(Records that describe figures)
────────────────────

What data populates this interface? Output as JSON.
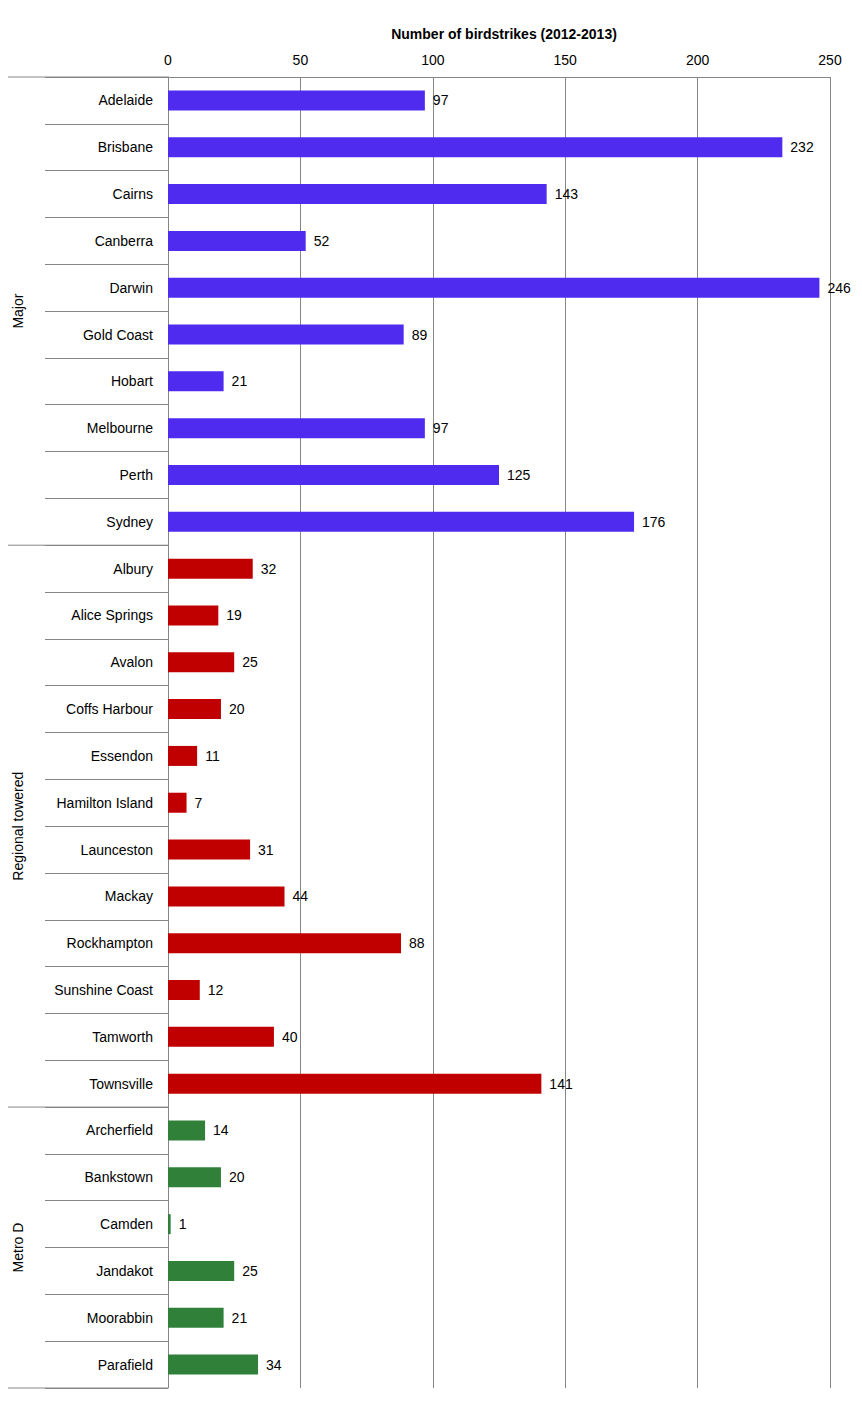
{
  "chart_data": {
    "type": "bar",
    "orientation": "horizontal",
    "title": "Number of birdstrikes (2012-2013)",
    "categories": [
      "Adelaide",
      "Brisbane",
      "Cairns",
      "Canberra",
      "Darwin",
      "Gold Coast",
      "Hobart",
      "Melbourne",
      "Perth",
      "Sydney",
      "Albury",
      "Alice Springs",
      "Avalon",
      "Coffs Harbour",
      "Essendon",
      "Hamilton Island",
      "Launceston",
      "Mackay",
      "Rockhampton",
      "Sunshine Coast",
      "Tamworth",
      "Townsville",
      "Archerfield",
      "Bankstown",
      "Camden",
      "Jandakot",
      "Moorabbin",
      "Parafield"
    ],
    "series": [
      {
        "name": "Major",
        "color": "#4f2bf0",
        "values": [
          97,
          232,
          143,
          52,
          246,
          89,
          21,
          97,
          125,
          176,
          null,
          null,
          null,
          null,
          null,
          null,
          null,
          null,
          null,
          null,
          null,
          null,
          null,
          null,
          null,
          null,
          null,
          null
        ]
      },
      {
        "name": "Regional towered",
        "color": "#c00000",
        "values": [
          null,
          null,
          null,
          null,
          null,
          null,
          null,
          null,
          null,
          null,
          32,
          19,
          25,
          20,
          11,
          7,
          31,
          44,
          88,
          12,
          40,
          141,
          null,
          null,
          null,
          null,
          null,
          null
        ]
      },
      {
        "name": "Metro D",
        "color": "#31803a",
        "values": [
          null,
          null,
          null,
          null,
          null,
          null,
          null,
          null,
          null,
          null,
          null,
          null,
          null,
          null,
          null,
          null,
          null,
          null,
          null,
          null,
          null,
          null,
          14,
          20,
          1,
          25,
          21,
          34
        ]
      }
    ],
    "xlim": [
      0,
      250
    ],
    "xticks": [
      0,
      50,
      100,
      150,
      200,
      250
    ],
    "grid": true,
    "data_labels": true
  }
}
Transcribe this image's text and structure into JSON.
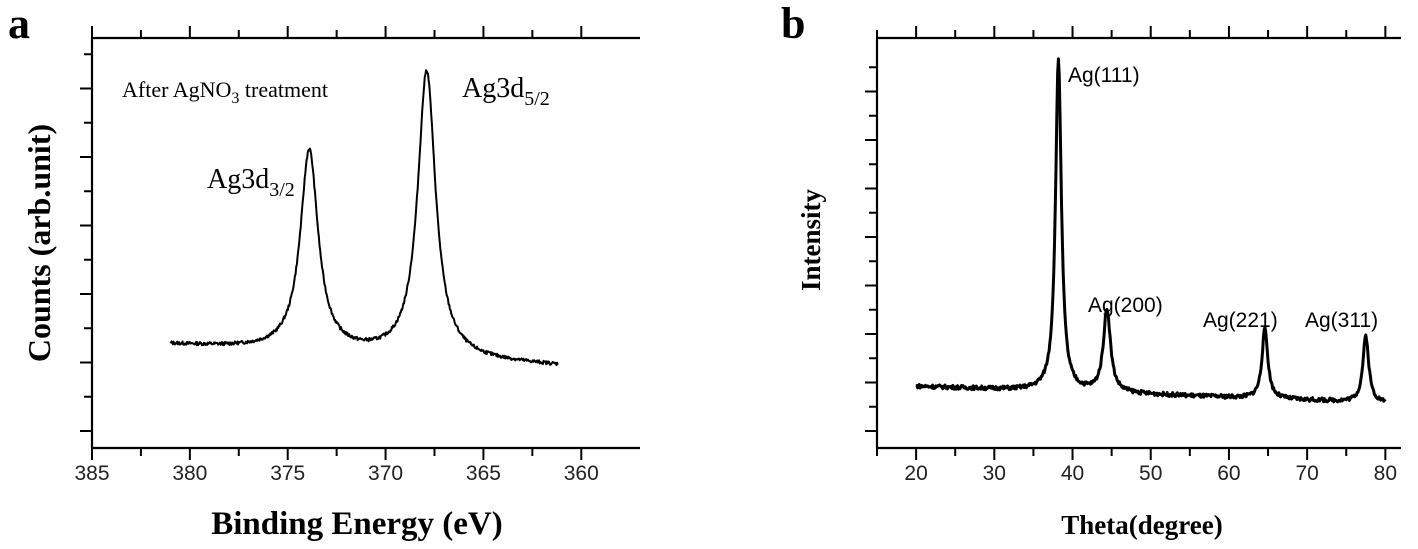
{
  "chart_data": [
    {
      "panel": "a",
      "type": "line",
      "xlabel": "Binding Energy (eV)",
      "ylabel": "Counts (arb.unit)",
      "xlim": [
        385,
        357
      ],
      "x_reversed": true,
      "x_ticks": [
        385,
        380,
        375,
        370,
        365,
        360
      ],
      "grid": false,
      "annotations": [
        {
          "id": "treatment",
          "parts": [
            [
              "After AgNO",
              "normal"
            ],
            [
              "3",
              "sub"
            ],
            [
              " treatment",
              "normal"
            ]
          ]
        },
        {
          "id": "ag3d52",
          "parts": [
            [
              "Ag3d",
              "normal"
            ],
            [
              "5/2",
              "sub"
            ]
          ]
        },
        {
          "id": "ag3d32",
          "parts": [
            [
              "Ag3d",
              "normal"
            ],
            [
              "3/2",
              "sub"
            ]
          ]
        }
      ],
      "series": [
        {
          "peaks": [
            {
              "center": 373.9,
              "height": 0.7,
              "width": 0.55
            },
            {
              "center": 367.9,
              "height": 1.0,
              "width": 0.55
            }
          ],
          "baseline_start": 0.075,
          "baseline_end": 0.0,
          "x_start": 381.0,
          "x_end": 361.2
        }
      ]
    },
    {
      "panel": "b",
      "type": "line",
      "xlabel": "Theta(degree)",
      "ylabel": "Intensity",
      "xlim": [
        15,
        82
      ],
      "x_ticks": [
        20,
        30,
        40,
        50,
        60,
        70,
        80
      ],
      "grid": false,
      "annotations": [
        {
          "id": "ag111",
          "parts": [
            [
              "Ag(111)",
              "normal"
            ]
          ]
        },
        {
          "id": "ag200",
          "parts": [
            [
              "Ag(200)",
              "normal"
            ]
          ]
        },
        {
          "id": "ag221",
          "parts": [
            [
              "Ag(221)",
              "normal"
            ]
          ]
        },
        {
          "id": "ag311",
          "parts": [
            [
              "Ag(311)",
              "normal"
            ]
          ]
        }
      ],
      "series": [
        {
          "peaks": [
            {
              "center": 38.2,
              "height": 1.0,
              "width": 0.45
            },
            {
              "center": 44.4,
              "height": 0.25,
              "width": 0.55
            },
            {
              "center": 64.6,
              "height": 0.21,
              "width": 0.45
            },
            {
              "center": 77.5,
              "height": 0.2,
              "width": 0.45
            }
          ],
          "baseline_start": 0.05,
          "baseline_end": 0.0,
          "x_start": 20.0,
          "x_end": 80.0
        }
      ]
    }
  ],
  "labels": {
    "panel_a": "a",
    "panel_b": "b"
  }
}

────────────────────

_Aim of the task_: Reproduce the data above in full, exactly as it is, with the pictures left out.

_Expected answer_:
What data populates this interface? Output as JSON.
{
  "chart_data": {
    "type": "bar",
    "orientation": "horizontal",
    "title": "Number of birdstrikes (2012-2013)",
    "categories": [
      "Adelaide",
      "Brisbane",
      "Cairns",
      "Canberra",
      "Darwin",
      "Gold Coast",
      "Hobart",
      "Melbourne",
      "Perth",
      "Sydney",
      "Albury",
      "Alice Springs",
      "Avalon",
      "Coffs Harbour",
      "Essendon",
      "Hamilton Island",
      "Launceston",
      "Mackay",
      "Rockhampton",
      "Sunshine Coast",
      "Tamworth",
      "Townsville",
      "Archerfield",
      "Bankstown",
      "Camden",
      "Jandakot",
      "Moorabbin",
      "Parafield"
    ],
    "series": [
      {
        "name": "Major",
        "color": "#4f2bf0",
        "values": [
          97,
          232,
          143,
          52,
          246,
          89,
          21,
          97,
          125,
          176,
          null,
          null,
          null,
          null,
          null,
          null,
          null,
          null,
          null,
          null,
          null,
          null,
          null,
          null,
          null,
          null,
          null,
          null
        ]
      },
      {
        "name": "Regional towered",
        "color": "#c00000",
        "values": [
          null,
          null,
          null,
          null,
          null,
          null,
          null,
          null,
          null,
          null,
          32,
          19,
          25,
          20,
          11,
          7,
          31,
          44,
          88,
          12,
          40,
          141,
          null,
          null,
          null,
          null,
          null,
          null
        ]
      },
      {
        "name": "Metro D",
        "color": "#31803a",
        "values": [
          null,
          null,
          null,
          null,
          null,
          null,
          null,
          null,
          null,
          null,
          null,
          null,
          null,
          null,
          null,
          null,
          null,
          null,
          null,
          null,
          null,
          null,
          14,
          20,
          1,
          25,
          21,
          34
        ]
      }
    ],
    "xlim": [
      0,
      250
    ],
    "xticks": [
      0,
      50,
      100,
      150,
      200,
      250
    ],
    "grid": true,
    "data_labels": true
  }
}
Transcribe this image's text and structure into JSON.
{
  "chart_data": [
    {
      "panel": "a",
      "type": "line",
      "xlabel": "Binding Energy (eV)",
      "ylabel": "Counts (arb.unit)",
      "xlim": [
        385,
        357
      ],
      "x_reversed": true,
      "x_ticks": [
        385,
        380,
        375,
        370,
        365,
        360
      ],
      "grid": false,
      "annotations": [
        {
          "id": "treatment",
          "parts": [
            [
              "After AgNO",
              "normal"
            ],
            [
              "3",
              "sub"
            ],
            [
              " treatment",
              "normal"
            ]
          ]
        },
        {
          "id": "ag3d52",
          "parts": [
            [
              "Ag3d",
              "normal"
            ],
            [
              "5/2",
              "sub"
            ]
          ]
        },
        {
          "id": "ag3d32",
          "parts": [
            [
              "Ag3d",
              "normal"
            ],
            [
              "3/2",
              "sub"
            ]
          ]
        }
      ],
      "series": [
        {
          "peaks": [
            {
              "center": 373.9,
              "height": 0.7,
              "width": 0.55
            },
            {
              "center": 367.9,
              "height": 1.0,
              "width": 0.55
            }
          ],
          "baseline_start": 0.075,
          "baseline_end": 0.0,
          "x_start": 381.0,
          "x_end": 361.2
        }
      ]
    },
    {
      "panel": "b",
      "type": "line",
      "xlabel": "Theta(degree)",
      "ylabel": "Intensity",
      "xlim": [
        15,
        82
      ],
      "x_ticks": [
        20,
        30,
        40,
        50,
        60,
        70,
        80
      ],
      "grid": false,
      "annotations": [
        {
          "id": "ag111",
          "parts": [
            [
              "Ag(111)",
              "normal"
            ]
          ]
        },
        {
          "id": "ag200",
          "parts": [
            [
              "Ag(200)",
              "normal"
            ]
          ]
        },
        {
          "id": "ag221",
          "parts": [
            [
              "Ag(221)",
              "normal"
            ]
          ]
        },
        {
          "id": "ag311",
          "parts": [
            [
              "Ag(311)",
              "normal"
            ]
          ]
        }
      ],
      "series": [
        {
          "peaks": [
            {
              "center": 38.2,
              "height": 1.0,
              "width": 0.45
            },
            {
              "center": 44.4,
              "height": 0.25,
              "width": 0.55
            },
            {
              "center": 64.6,
              "height": 0.21,
              "width": 0.45
            },
            {
              "center": 77.5,
              "height": 0.2,
              "width": 0.45
            }
          ],
          "baseline_start": 0.05,
          "baseline_end": 0.0,
          "x_start": 20.0,
          "x_end": 80.0
        }
      ]
    }
  ],
  "labels": {
    "panel_a": "a",
    "panel_b": "b"
  }
}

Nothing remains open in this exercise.